- **RECORDS FOR THE TASK**:
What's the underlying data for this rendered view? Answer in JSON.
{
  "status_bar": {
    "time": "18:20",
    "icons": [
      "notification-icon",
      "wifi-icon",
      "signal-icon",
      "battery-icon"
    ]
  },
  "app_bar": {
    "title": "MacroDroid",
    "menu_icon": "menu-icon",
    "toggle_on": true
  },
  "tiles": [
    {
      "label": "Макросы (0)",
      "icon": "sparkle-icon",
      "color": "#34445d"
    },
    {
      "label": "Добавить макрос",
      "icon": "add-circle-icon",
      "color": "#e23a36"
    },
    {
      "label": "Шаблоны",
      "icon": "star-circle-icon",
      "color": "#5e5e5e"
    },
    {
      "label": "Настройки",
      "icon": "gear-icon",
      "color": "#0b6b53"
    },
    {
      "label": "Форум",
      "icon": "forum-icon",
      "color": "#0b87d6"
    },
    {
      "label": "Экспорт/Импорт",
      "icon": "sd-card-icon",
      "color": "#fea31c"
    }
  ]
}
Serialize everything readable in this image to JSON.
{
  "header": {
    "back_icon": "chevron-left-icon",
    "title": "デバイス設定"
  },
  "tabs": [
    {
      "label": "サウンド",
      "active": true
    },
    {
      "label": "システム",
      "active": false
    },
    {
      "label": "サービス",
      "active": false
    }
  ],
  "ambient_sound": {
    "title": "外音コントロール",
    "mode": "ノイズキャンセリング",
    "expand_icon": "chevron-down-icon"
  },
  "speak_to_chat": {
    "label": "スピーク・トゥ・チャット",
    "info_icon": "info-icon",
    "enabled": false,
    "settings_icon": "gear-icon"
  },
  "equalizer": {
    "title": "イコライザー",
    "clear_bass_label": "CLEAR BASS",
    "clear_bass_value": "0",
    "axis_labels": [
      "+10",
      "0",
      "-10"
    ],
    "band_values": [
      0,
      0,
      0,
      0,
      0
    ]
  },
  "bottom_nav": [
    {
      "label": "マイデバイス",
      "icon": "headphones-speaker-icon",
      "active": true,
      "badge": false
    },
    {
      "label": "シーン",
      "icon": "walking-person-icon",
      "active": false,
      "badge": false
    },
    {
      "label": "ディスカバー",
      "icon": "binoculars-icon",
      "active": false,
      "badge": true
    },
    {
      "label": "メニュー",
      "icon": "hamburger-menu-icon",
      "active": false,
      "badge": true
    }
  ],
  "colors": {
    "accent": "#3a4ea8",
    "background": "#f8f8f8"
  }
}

- **SET EXERCISE**: Using the records above, select and copy every line that has the word "this".

- **EXPECTED ANSWER**:
What's the underlying data for this rendered view? Answer in JSON.
Serialize everything readable in this image to JSON.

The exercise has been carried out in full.